** start Information provided **

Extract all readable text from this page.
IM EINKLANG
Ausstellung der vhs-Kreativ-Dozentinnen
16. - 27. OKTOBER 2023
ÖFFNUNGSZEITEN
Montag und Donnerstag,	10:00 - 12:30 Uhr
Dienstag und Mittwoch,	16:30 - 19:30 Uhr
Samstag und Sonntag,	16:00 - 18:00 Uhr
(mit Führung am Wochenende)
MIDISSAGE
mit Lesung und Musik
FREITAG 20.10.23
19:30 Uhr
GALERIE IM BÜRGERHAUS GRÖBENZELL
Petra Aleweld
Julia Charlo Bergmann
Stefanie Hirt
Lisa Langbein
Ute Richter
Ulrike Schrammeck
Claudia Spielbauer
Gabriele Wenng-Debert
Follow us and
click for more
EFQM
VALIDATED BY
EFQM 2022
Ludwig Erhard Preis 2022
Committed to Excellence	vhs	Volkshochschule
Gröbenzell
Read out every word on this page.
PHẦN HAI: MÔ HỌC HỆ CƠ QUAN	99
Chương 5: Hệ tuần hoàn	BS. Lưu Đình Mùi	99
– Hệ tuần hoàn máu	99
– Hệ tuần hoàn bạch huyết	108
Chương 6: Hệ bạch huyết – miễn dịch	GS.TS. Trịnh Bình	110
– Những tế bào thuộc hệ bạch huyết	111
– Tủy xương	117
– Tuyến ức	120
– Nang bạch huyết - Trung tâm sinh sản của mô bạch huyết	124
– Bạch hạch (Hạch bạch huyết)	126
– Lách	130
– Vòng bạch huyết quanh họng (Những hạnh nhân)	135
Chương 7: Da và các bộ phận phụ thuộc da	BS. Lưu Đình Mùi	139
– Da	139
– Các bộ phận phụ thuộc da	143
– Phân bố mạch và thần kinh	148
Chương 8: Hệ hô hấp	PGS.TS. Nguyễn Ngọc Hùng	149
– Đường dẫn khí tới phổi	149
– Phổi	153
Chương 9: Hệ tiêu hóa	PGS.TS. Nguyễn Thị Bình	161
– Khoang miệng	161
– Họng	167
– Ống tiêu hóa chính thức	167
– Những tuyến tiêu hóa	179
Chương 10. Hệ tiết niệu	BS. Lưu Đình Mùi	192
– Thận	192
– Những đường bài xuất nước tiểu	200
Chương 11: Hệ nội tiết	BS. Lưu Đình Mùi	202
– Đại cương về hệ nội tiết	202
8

** end Information provided **

**Challenge:** Recopy the whole listing exactly.

**The solution:**
Extract all readable text from this page.
IM EINKLANG
Ausstellung der vhs-Kreativ-Dozentinnen
16. - 27. OKTOBER 2023
ÖFFNUNGSZEITEN
Montag und Donnerstag,	10:00 - 12:30 Uhr
Dienstag und Mittwoch,	16:30 - 19:30 Uhr
Samstag und Sonntag,	16:00 - 18:00 Uhr
(mit Führung am Wochenende)
MIDISSAGE
mit Lesung und Musik
FREITAG 20.10.23
19:30 Uhr
GALERIE IM BÜRGERHAUS GRÖBENZELL
Petra Aleweld
Julia Charlo Bergmann
Stefanie Hirt
Lisa Langbein
Ute Richter
Ulrike Schrammeck
Claudia Spielbauer
Gabriele Wenng-Debert
Follow us and
click for more
EFQM
VALIDATED BY
EFQM 2022
Ludwig Erhard Preis 2022
Committed to Excellence	vhs	Volkshochschule
Gröbenzell
Read out every word on this page.
PHẦN HAI: MÔ HỌC HỆ CƠ QUAN	99
Chương 5: Hệ tuần hoàn	BS. Lưu Đình Mùi	99
– Hệ tuần hoàn máu	99
– Hệ tuần hoàn bạch huyết	108
Chương 6: Hệ bạch huyết – miễn dịch	GS.TS. Trịnh Bình	110
– Những tế bào thuộc hệ bạch huyết	111
– Tủy xương	117
– Tuyến ức	120
– Nang bạch huyết - Trung tâm sinh sản của mô bạch huyết	124
– Bạch hạch (Hạch bạch huyết)	126
– Lách	130
– Vòng bạch huyết quanh họng (Những hạnh nhân)	135
Chương 7: Da và các bộ phận phụ thuộc da	BS. Lưu Đình Mùi	139
– Da	139
– Các bộ phận phụ thuộc da	143
– Phân bố mạch và thần kinh	148
Chương 8: Hệ hô hấp	PGS.TS. Nguyễn Ngọc Hùng	149
– Đường dẫn khí tới phổi	149
– Phổi	153
Chương 9: Hệ tiêu hóa	PGS.TS. Nguyễn Thị Bình	161
– Khoang miệng	161
– Họng	167
– Ống tiêu hóa chính thức	167
– Những tuyến tiêu hóa	179
Chương 10. Hệ tiết niệu	BS. Lưu Đình Mùi	192
– Thận	192
– Những đường bài xuất nước tiểu	200
Chương 11: Hệ nội tiết	BS. Lưu Đình Mùi	202
– Đại cương về hệ nội tiết	202
8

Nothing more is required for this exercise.